● EXERCISE INSTRUCTIONS
Check every line below for the word "Dover" and copy the ones that have it.

>> BEGIN MATERIAL

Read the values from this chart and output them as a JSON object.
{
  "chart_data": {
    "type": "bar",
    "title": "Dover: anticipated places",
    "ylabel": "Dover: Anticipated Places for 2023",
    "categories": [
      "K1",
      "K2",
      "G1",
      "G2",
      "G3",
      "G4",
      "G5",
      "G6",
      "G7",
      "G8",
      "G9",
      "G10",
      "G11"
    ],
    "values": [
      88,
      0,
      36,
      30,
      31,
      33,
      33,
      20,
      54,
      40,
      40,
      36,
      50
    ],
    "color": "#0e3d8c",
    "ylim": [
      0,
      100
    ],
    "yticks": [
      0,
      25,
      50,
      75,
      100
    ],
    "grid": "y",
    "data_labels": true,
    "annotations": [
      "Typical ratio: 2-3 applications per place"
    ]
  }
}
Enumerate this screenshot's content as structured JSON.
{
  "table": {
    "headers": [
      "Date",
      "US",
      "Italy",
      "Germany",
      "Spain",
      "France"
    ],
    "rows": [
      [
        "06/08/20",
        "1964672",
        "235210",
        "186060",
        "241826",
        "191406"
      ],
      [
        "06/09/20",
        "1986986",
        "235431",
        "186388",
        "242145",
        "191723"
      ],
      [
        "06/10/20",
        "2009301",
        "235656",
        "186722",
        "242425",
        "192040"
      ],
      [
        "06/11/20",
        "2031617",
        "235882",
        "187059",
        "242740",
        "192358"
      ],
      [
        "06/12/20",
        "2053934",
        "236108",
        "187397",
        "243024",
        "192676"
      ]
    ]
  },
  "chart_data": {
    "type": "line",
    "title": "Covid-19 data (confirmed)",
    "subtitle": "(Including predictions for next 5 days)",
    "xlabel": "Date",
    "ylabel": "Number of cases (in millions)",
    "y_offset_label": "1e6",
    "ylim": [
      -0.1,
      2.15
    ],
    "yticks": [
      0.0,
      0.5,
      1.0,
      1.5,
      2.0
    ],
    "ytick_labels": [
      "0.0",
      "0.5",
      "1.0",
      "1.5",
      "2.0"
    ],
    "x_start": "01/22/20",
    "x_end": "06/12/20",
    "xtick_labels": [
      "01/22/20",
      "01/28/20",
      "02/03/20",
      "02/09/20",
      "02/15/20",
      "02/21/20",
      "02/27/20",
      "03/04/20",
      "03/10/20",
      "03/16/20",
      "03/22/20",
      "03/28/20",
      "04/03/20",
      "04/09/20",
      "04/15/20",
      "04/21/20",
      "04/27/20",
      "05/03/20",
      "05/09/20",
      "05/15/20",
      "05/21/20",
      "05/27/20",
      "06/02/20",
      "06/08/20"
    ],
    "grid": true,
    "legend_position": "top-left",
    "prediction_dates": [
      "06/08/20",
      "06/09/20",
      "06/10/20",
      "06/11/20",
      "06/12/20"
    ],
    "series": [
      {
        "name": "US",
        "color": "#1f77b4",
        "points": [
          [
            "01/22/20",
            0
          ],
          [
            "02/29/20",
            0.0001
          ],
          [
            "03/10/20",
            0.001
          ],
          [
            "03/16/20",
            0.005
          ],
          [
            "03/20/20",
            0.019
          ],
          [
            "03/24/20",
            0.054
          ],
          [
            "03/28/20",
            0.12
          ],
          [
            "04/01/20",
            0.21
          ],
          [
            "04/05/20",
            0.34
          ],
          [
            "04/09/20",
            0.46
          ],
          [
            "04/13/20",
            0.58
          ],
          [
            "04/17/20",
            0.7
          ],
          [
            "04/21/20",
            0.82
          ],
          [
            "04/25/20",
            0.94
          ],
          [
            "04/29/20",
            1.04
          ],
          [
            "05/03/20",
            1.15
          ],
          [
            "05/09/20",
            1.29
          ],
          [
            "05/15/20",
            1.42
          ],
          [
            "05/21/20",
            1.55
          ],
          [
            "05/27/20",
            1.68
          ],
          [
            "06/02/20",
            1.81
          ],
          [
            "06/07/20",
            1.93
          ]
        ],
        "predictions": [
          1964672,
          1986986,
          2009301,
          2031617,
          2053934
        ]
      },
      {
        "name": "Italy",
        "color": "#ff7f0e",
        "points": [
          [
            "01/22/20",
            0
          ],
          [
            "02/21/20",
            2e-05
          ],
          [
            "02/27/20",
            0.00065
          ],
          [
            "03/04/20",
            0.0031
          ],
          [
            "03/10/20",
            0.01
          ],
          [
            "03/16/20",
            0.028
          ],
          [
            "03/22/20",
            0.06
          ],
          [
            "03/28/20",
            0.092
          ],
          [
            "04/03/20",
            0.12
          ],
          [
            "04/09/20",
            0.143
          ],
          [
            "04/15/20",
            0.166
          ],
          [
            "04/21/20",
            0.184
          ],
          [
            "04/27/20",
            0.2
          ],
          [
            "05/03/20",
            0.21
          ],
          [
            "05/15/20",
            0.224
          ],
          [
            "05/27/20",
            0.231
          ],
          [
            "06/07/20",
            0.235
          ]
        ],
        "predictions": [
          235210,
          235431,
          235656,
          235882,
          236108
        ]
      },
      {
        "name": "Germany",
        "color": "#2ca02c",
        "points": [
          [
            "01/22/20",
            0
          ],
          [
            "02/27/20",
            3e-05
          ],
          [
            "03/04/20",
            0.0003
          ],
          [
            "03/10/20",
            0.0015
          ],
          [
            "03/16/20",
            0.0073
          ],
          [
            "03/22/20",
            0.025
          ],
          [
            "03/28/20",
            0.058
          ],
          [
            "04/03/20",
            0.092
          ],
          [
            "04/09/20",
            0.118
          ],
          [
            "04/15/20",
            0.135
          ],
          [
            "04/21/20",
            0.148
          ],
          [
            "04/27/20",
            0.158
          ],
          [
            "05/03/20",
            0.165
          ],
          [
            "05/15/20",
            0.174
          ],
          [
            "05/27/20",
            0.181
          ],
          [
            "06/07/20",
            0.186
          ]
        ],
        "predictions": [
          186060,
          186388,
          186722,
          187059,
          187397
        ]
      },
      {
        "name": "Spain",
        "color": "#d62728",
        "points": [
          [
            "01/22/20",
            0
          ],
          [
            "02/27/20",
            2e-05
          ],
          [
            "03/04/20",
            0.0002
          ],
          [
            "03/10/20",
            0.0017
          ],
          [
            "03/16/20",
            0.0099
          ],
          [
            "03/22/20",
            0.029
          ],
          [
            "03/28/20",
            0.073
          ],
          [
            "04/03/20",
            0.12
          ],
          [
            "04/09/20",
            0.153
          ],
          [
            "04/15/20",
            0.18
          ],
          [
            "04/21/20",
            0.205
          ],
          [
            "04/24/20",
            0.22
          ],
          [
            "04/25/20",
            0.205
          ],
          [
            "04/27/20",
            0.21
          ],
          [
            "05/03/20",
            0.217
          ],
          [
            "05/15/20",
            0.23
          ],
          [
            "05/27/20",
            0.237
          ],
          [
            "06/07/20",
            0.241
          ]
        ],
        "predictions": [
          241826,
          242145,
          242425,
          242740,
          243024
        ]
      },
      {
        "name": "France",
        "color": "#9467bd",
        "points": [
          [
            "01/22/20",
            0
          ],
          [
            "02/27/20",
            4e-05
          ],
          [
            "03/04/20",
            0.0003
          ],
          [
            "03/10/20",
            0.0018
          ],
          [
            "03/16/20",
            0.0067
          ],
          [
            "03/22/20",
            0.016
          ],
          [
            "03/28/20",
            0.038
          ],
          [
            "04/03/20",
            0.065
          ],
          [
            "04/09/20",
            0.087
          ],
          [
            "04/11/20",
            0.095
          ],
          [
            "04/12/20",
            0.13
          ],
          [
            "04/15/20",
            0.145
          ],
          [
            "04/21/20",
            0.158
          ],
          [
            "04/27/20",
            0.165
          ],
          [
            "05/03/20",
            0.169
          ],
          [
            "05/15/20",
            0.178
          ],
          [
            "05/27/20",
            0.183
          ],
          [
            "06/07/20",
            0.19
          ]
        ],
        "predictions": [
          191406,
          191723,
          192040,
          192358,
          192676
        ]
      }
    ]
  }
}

>> END MATERIAL

● CORRECT RESULT
    "title": "Dover: anticipated places",
    "ylabel": "Dover: Anticipated Places for 2023",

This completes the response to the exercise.